> _Objective_:
Omit every picture and write out the rest of the records exactly.

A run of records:

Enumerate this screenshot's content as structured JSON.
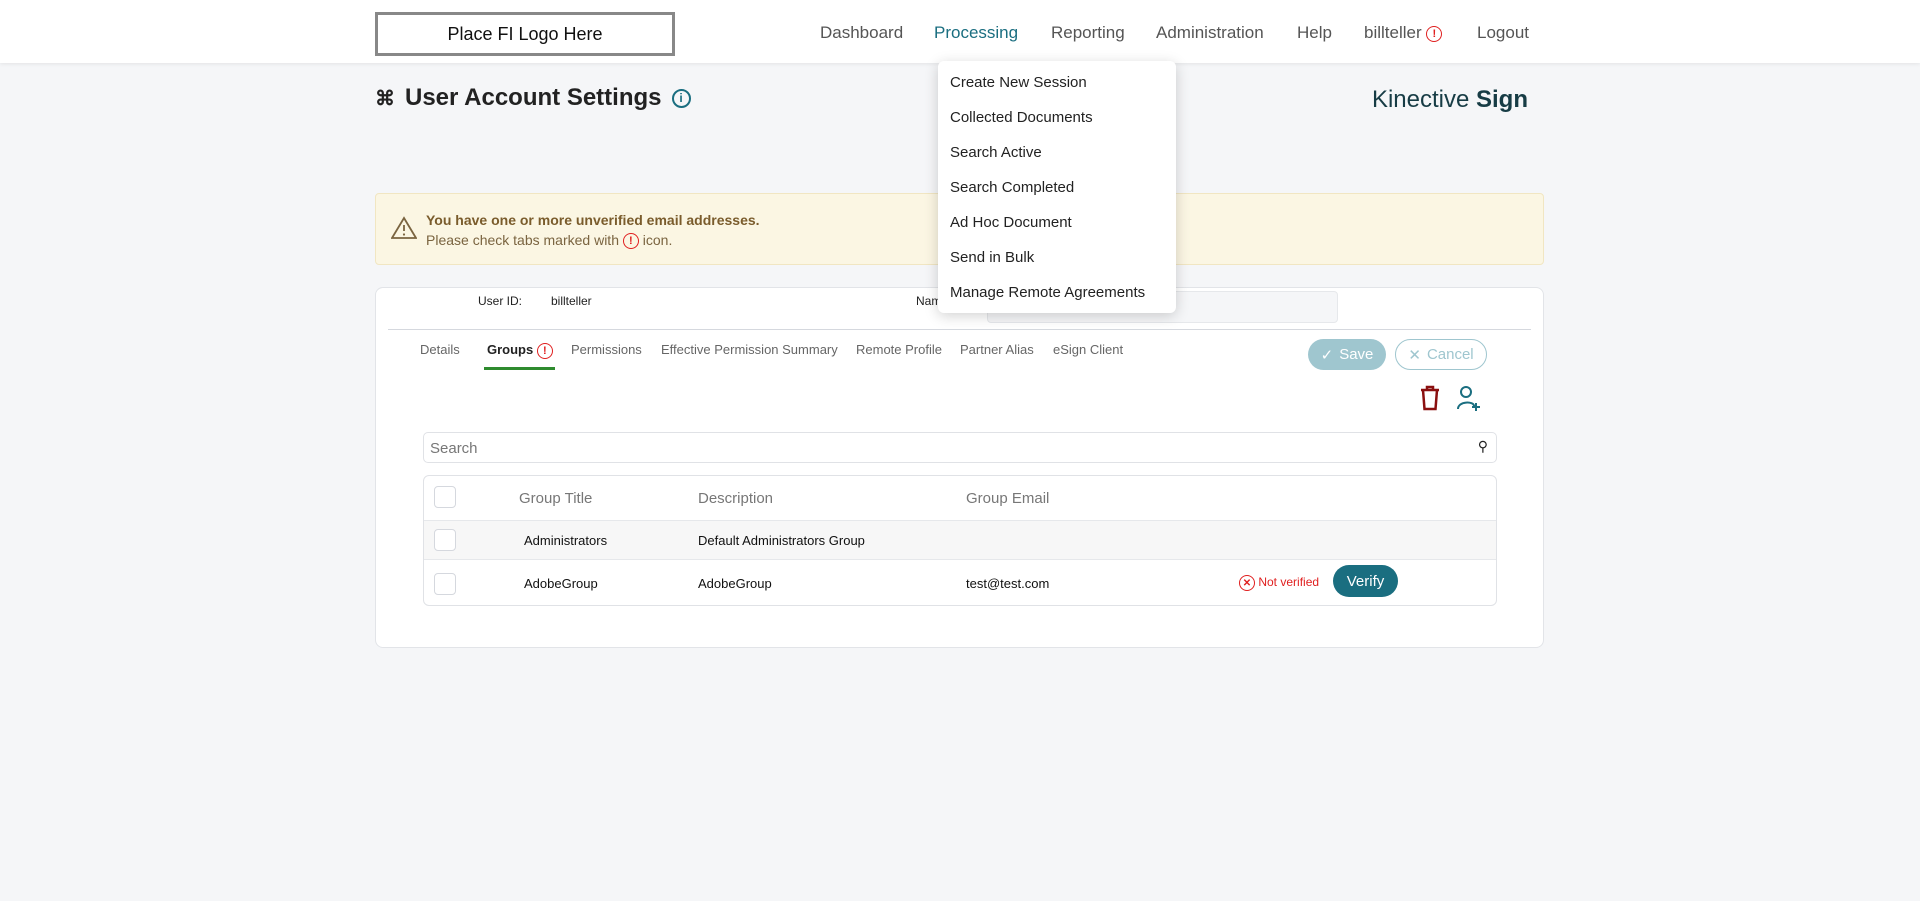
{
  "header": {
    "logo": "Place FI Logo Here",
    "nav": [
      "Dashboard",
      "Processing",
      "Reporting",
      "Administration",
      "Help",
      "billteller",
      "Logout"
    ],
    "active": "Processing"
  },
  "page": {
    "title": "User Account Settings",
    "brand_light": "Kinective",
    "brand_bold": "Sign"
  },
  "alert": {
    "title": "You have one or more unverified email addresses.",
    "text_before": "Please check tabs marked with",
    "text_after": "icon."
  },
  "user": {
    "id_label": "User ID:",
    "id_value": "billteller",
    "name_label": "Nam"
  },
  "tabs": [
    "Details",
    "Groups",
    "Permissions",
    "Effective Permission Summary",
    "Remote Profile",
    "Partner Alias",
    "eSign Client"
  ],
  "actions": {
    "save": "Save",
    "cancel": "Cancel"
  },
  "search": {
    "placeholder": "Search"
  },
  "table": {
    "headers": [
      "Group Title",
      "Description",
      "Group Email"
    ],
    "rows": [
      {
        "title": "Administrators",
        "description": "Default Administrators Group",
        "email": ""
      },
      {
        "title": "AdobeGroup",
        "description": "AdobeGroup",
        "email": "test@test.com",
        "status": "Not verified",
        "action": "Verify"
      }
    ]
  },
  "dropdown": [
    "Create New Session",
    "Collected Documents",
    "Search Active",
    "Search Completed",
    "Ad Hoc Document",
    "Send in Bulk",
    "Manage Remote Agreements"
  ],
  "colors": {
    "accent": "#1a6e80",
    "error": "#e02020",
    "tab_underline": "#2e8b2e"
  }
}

> _Solution for this exercise_:
Enumerate this screenshot's content as structured JSON.
{
  "header": {
    "logo": "Place FI Logo Here",
    "nav": [
      "Dashboard",
      "Processing",
      "Reporting",
      "Administration",
      "Help",
      "billteller",
      "Logout"
    ],
    "active": "Processing"
  },
  "page": {
    "title": "User Account Settings",
    "brand_light": "Kinective",
    "brand_bold": "Sign"
  },
  "alert": {
    "title": "You have one or more unverified email addresses.",
    "text_before": "Please check tabs marked with",
    "text_after": "icon."
  },
  "user": {
    "id_label": "User ID:",
    "id_value": "billteller",
    "name_label": "Nam"
  },
  "tabs": [
    "Details",
    "Groups",
    "Permissions",
    "Effective Permission Summary",
    "Remote Profile",
    "Partner Alias",
    "eSign Client"
  ],
  "actions": {
    "save": "Save",
    "cancel": "Cancel"
  },
  "search": {
    "placeholder": "Search"
  },
  "table": {
    "headers": [
      "Group Title",
      "Description",
      "Group Email"
    ],
    "rows": [
      {
        "title": "Administrators",
        "description": "Default Administrators Group",
        "email": ""
      },
      {
        "title": "AdobeGroup",
        "description": "AdobeGroup",
        "email": "test@test.com",
        "status": "Not verified",
        "action": "Verify"
      }
    ]
  },
  "dropdown": [
    "Create New Session",
    "Collected Documents",
    "Search Active",
    "Search Completed",
    "Ad Hoc Document",
    "Send in Bulk",
    "Manage Remote Agreements"
  ],
  "colors": {
    "accent": "#1a6e80",
    "error": "#e02020",
    "tab_underline": "#2e8b2e"
  }
}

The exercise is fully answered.